> _SUPPLIED RECORDS_

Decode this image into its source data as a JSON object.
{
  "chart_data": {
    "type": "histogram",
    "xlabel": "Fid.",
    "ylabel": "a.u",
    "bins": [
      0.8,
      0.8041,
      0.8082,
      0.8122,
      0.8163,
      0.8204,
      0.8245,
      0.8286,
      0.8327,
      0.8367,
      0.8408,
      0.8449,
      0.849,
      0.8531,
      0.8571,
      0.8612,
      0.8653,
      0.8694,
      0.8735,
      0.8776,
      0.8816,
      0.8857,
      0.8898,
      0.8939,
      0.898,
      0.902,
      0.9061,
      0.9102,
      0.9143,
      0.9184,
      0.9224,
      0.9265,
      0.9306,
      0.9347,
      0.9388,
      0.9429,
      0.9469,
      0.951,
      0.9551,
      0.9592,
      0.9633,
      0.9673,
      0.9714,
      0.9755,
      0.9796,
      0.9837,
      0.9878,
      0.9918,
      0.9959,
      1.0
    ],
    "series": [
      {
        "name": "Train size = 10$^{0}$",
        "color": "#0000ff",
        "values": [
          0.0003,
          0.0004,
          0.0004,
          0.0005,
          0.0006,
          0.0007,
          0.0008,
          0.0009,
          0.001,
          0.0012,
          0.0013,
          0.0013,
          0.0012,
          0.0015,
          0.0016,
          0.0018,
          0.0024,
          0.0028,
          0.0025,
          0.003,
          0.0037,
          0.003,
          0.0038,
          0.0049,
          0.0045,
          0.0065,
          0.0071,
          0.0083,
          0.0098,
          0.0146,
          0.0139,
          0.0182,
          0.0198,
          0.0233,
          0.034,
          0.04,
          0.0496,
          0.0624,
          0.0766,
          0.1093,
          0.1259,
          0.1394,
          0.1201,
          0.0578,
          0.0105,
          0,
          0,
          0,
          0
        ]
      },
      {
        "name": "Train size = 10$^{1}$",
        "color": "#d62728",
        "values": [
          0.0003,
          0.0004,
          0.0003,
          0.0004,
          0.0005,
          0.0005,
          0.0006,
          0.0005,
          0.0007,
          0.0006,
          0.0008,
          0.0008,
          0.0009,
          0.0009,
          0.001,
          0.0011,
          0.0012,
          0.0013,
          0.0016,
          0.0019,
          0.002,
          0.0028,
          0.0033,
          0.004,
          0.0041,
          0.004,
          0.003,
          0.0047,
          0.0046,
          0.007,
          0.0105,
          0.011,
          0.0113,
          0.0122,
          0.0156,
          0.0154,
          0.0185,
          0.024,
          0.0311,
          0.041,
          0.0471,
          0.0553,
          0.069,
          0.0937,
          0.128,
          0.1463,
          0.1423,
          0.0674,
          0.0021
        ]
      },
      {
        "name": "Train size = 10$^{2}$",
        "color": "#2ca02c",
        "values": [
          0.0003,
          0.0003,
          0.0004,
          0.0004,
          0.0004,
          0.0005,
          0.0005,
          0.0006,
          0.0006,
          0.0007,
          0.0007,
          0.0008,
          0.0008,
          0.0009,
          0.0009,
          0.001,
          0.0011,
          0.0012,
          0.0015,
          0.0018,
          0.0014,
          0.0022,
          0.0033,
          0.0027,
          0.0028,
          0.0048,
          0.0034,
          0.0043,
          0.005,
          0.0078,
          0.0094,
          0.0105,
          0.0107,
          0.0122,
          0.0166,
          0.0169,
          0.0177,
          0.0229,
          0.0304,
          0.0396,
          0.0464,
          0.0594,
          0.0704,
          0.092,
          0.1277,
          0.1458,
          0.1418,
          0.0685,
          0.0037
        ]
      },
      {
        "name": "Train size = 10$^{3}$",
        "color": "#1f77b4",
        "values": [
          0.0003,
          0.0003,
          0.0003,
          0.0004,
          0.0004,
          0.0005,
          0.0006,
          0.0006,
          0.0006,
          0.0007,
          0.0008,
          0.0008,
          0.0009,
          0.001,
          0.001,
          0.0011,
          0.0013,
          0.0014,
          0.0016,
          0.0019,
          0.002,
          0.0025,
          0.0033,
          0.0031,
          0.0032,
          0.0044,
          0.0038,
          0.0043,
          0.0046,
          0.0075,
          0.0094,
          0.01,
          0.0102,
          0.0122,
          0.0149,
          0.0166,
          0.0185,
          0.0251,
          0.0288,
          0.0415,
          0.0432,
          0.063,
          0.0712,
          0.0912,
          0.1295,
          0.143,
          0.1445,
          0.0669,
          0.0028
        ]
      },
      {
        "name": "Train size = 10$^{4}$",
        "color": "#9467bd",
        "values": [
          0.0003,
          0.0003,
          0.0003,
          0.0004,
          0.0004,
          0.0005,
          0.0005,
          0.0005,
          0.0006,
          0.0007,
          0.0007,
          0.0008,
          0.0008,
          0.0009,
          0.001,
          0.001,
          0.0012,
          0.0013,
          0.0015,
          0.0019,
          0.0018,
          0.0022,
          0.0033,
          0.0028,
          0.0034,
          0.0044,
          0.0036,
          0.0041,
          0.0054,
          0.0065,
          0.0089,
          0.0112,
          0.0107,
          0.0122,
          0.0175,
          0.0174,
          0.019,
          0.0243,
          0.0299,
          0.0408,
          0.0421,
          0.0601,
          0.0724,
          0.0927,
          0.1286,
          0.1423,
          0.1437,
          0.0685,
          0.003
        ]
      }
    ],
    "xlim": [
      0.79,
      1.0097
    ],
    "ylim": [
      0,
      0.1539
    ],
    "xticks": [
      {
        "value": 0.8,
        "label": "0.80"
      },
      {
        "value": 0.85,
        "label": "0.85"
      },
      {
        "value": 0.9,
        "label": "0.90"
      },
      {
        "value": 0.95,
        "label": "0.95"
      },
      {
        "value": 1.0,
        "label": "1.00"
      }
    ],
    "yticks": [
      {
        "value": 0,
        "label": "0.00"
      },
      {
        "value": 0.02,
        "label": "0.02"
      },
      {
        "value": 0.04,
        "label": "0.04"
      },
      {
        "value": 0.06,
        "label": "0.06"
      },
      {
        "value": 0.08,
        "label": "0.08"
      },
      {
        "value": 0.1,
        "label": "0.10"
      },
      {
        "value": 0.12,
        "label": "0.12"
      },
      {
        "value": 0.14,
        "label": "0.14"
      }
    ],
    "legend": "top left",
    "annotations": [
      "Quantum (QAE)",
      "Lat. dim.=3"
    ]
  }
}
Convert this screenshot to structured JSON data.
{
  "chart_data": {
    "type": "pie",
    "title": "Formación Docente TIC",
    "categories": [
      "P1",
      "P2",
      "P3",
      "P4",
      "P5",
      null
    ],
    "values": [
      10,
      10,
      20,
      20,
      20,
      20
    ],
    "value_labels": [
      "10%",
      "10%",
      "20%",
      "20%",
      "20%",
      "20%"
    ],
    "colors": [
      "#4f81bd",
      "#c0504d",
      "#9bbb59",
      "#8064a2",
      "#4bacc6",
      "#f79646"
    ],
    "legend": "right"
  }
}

> _WHAT THIS TASK INVOLVES_
Above are some records; extract every one of them exactly.

> _TASK RESULT_
Decode this image into its source data as a JSON object.
{
  "chart_data": {
    "type": "histogram",
    "xlabel": "Fid.",
    "ylabel": "a.u",
    "bins": [
      0.8,
      0.8041,
      0.8082,
      0.8122,
      0.8163,
      0.8204,
      0.8245,
      0.8286,
      0.8327,
      0.8367,
      0.8408,
      0.8449,
      0.849,
      0.8531,
      0.8571,
      0.8612,
      0.8653,
      0.8694,
      0.8735,
      0.8776,
      0.8816,
      0.8857,
      0.8898,
      0.8939,
      0.898,
      0.902,
      0.9061,
      0.9102,
      0.9143,
      0.9184,
      0.9224,
      0.9265,
      0.9306,
      0.9347,
      0.9388,
      0.9429,
      0.9469,
      0.951,
      0.9551,
      0.9592,
      0.9633,
      0.9673,
      0.9714,
      0.9755,
      0.9796,
      0.9837,
      0.9878,
      0.9918,
      0.9959,
      1.0
    ],
    "series": [
      {
        "name": "Train size = 10$^{0}$",
        "color": "#0000ff",
        "values": [
          0.0003,
          0.0004,
          0.0004,
          0.0005,
          0.0006,
          0.0007,
          0.0008,
          0.0009,
          0.001,
          0.0012,
          0.0013,
          0.0013,
          0.0012,
          0.0015,
          0.0016,
          0.0018,
          0.0024,
          0.0028,
          0.0025,
          0.003,
          0.0037,
          0.003,
          0.0038,
          0.0049,
          0.0045,
          0.0065,
          0.0071,
          0.0083,
          0.0098,
          0.0146,
          0.0139,
          0.0182,
          0.0198,
          0.0233,
          0.034,
          0.04,
          0.0496,
          0.0624,
          0.0766,
          0.1093,
          0.1259,
          0.1394,
          0.1201,
          0.0578,
          0.0105,
          0,
          0,
          0,
          0
        ]
      },
      {
        "name": "Train size = 10$^{1}$",
        "color": "#d62728",
        "values": [
          0.0003,
          0.0004,
          0.0003,
          0.0004,
          0.0005,
          0.0005,
          0.0006,
          0.0005,
          0.0007,
          0.0006,
          0.0008,
          0.0008,
          0.0009,
          0.0009,
          0.001,
          0.0011,
          0.0012,
          0.0013,
          0.0016,
          0.0019,
          0.002,
          0.0028,
          0.0033,
          0.004,
          0.0041,
          0.004,
          0.003,
          0.0047,
          0.0046,
          0.007,
          0.0105,
          0.011,
          0.0113,
          0.0122,
          0.0156,
          0.0154,
          0.0185,
          0.024,
          0.0311,
          0.041,
          0.0471,
          0.0553,
          0.069,
          0.0937,
          0.128,
          0.1463,
          0.1423,
          0.0674,
          0.0021
        ]
      },
      {
        "name": "Train size = 10$^{2}$",
        "color": "#2ca02c",
        "values": [
          0.0003,
          0.0003,
          0.0004,
          0.0004,
          0.0004,
          0.0005,
          0.0005,
          0.0006,
          0.0006,
          0.0007,
          0.0007,
          0.0008,
          0.0008,
          0.0009,
          0.0009,
          0.001,
          0.0011,
          0.0012,
          0.0015,
          0.0018,
          0.0014,
          0.0022,
          0.0033,
          0.0027,
          0.0028,
          0.0048,
          0.0034,
          0.0043,
          0.005,
          0.0078,
          0.0094,
          0.0105,
          0.0107,
          0.0122,
          0.0166,
          0.0169,
          0.0177,
          0.0229,
          0.0304,
          0.0396,
          0.0464,
          0.0594,
          0.0704,
          0.092,
          0.1277,
          0.1458,
          0.1418,
          0.0685,
          0.0037
        ]
      },
      {
        "name": "Train size = 10$^{3}$",
        "color": "#1f77b4",
        "values": [
          0.0003,
          0.0003,
          0.0003,
          0.0004,
          0.0004,
          0.0005,
          0.0006,
          0.0006,
          0.0006,
          0.0007,
          0.0008,
          0.0008,
          0.0009,
          0.001,
          0.001,
          0.0011,
          0.0013,
          0.0014,
          0.0016,
          0.0019,
          0.002,
          0.0025,
          0.0033,
          0.0031,
          0.0032,
          0.0044,
          0.0038,
          0.0043,
          0.0046,
          0.0075,
          0.0094,
          0.01,
          0.0102,
          0.0122,
          0.0149,
          0.0166,
          0.0185,
          0.0251,
          0.0288,
          0.0415,
          0.0432,
          0.063,
          0.0712,
          0.0912,
          0.1295,
          0.143,
          0.1445,
          0.0669,
          0.0028
        ]
      },
      {
        "name": "Train size = 10$^{4}$",
        "color": "#9467bd",
        "values": [
          0.0003,
          0.0003,
          0.0003,
          0.0004,
          0.0004,
          0.0005,
          0.0005,
          0.0005,
          0.0006,
          0.0007,
          0.0007,
          0.0008,
          0.0008,
          0.0009,
          0.001,
          0.001,
          0.0012,
          0.0013,
          0.0015,
          0.0019,
          0.0018,
          0.0022,
          0.0033,
          0.0028,
          0.0034,
          0.0044,
          0.0036,
          0.0041,
          0.0054,
          0.0065,
          0.0089,
          0.0112,
          0.0107,
          0.0122,
          0.0175,
          0.0174,
          0.019,
          0.0243,
          0.0299,
          0.0408,
          0.0421,
          0.0601,
          0.0724,
          0.0927,
          0.1286,
          0.1423,
          0.1437,
          0.0685,
          0.003
        ]
      }
    ],
    "xlim": [
      0.79,
      1.0097
    ],
    "ylim": [
      0,
      0.1539
    ],
    "xticks": [
      {
        "value": 0.8,
        "label": "0.80"
      },
      {
        "value": 0.85,
        "label": "0.85"
      },
      {
        "value": 0.9,
        "label": "0.90"
      },
      {
        "value": 0.95,
        "label": "0.95"
      },
      {
        "value": 1.0,
        "label": "1.00"
      }
    ],
    "yticks": [
      {
        "value": 0,
        "label": "0.00"
      },
      {
        "value": 0.02,
        "label": "0.02"
      },
      {
        "value": 0.04,
        "label": "0.04"
      },
      {
        "value": 0.06,
        "label": "0.06"
      },
      {
        "value": 0.08,
        "label": "0.08"
      },
      {
        "value": 0.1,
        "label": "0.10"
      },
      {
        "value": 0.12,
        "label": "0.12"
      },
      {
        "value": 0.14,
        "label": "0.14"
      }
    ],
    "legend": "top left",
    "annotations": [
      "Quantum (QAE)",
      "Lat. dim.=3"
    ]
  }
}
Convert this screenshot to structured JSON data.
{
  "chart_data": {
    "type": "pie",
    "title": "Formación Docente TIC",
    "categories": [
      "P1",
      "P2",
      "P3",
      "P4",
      "P5",
      null
    ],
    "values": [
      10,
      10,
      20,
      20,
      20,
      20
    ],
    "value_labels": [
      "10%",
      "10%",
      "20%",
      "20%",
      "20%",
      "20%"
    ],
    "colors": [
      "#4f81bd",
      "#c0504d",
      "#9bbb59",
      "#8064a2",
      "#4bacc6",
      "#f79646"
    ],
    "legend": "right"
  }
}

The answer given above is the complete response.